[Entries taken from a collection]
- - - - - - -
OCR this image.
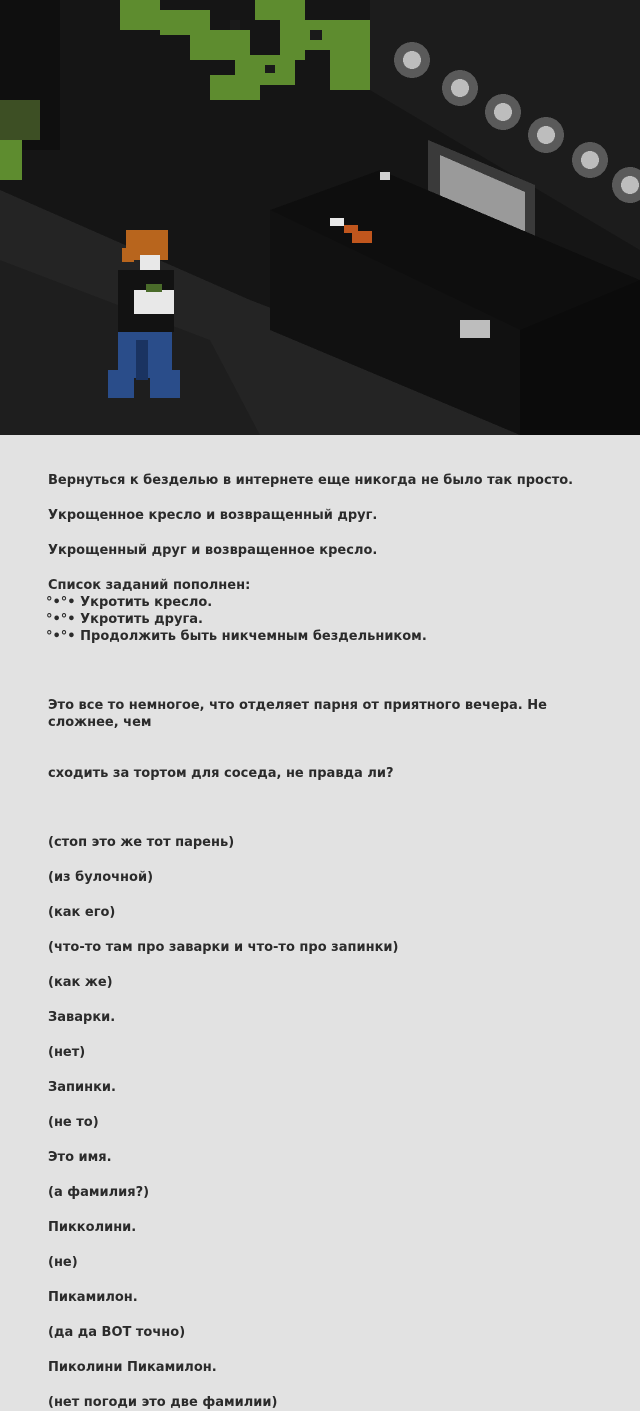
Вернуться к безделью в интернете еще никогда не было так просто.
Укрощенное кресло и возвращенный друг.
Укрощенный друг и возвращенное кресло.
Список заданий пополнен:
°•°• Укротить кресло.
°•°• Укротить друга.
°•°• Продолжить быть никчемным бездельником.

Это все то немногое, что отделяет парня от приятного вечера. Не сложнее, чем

сходить за тортом для соседа, не правда ли?

(стоп это же тот парень)
(из булочной)
(как его)
(что-то там про заварки и что-то про запинки)
(как же)
Заварки.
(нет)
Запинки.
(не то)
Это имя.
(а фамилия?)
Пикколини.
(не)
Пикамилон.
(да да ВОТ точно)
Пиколини Пикамилон.
(нет погоди это две фамилии)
- - - - - - -
_EXERCISE AIM:_ Select all lines with the word "кресло" from the entries above.

_EXPECTED ANSWER:_
Укрощенное кресло и возвращенный друг.
Укрощенный друг и возвращенное кресло.
°•°• Укротить кресло.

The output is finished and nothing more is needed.